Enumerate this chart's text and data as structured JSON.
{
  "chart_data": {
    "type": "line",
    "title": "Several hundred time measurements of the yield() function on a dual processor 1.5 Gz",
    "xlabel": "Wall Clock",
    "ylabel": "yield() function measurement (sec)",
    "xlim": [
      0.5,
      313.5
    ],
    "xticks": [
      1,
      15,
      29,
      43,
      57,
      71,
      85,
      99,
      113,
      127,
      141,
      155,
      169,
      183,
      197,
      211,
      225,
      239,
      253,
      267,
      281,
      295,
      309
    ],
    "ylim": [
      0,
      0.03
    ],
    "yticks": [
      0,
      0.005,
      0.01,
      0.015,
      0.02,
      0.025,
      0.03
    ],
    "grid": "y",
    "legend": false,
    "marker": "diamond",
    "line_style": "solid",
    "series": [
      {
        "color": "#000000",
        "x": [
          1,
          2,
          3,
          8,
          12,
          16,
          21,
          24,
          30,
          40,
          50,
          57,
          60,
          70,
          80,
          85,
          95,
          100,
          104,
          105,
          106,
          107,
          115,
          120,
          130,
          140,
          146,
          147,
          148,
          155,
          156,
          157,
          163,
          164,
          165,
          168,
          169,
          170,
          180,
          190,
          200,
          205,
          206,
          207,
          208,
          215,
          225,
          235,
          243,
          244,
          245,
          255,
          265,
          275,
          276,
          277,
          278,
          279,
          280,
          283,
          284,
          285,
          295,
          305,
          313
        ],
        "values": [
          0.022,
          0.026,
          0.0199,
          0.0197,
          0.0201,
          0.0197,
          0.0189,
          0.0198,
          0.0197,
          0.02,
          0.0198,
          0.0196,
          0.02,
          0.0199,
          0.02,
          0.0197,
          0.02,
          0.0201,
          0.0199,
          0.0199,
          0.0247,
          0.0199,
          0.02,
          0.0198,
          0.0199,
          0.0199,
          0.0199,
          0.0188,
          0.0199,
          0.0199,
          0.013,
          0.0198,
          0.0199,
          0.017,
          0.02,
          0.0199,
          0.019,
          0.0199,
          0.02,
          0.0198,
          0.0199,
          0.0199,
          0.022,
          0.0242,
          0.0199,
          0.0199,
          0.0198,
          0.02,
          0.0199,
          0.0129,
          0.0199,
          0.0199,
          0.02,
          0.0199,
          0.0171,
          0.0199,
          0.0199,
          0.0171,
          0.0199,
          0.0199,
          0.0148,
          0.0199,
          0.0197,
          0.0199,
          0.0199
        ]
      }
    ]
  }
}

◆ Work instructions ◆
Only the number is wanted: how many lines in the entries above contain the string "yield"?

◆ Solution for this exercise ◆
2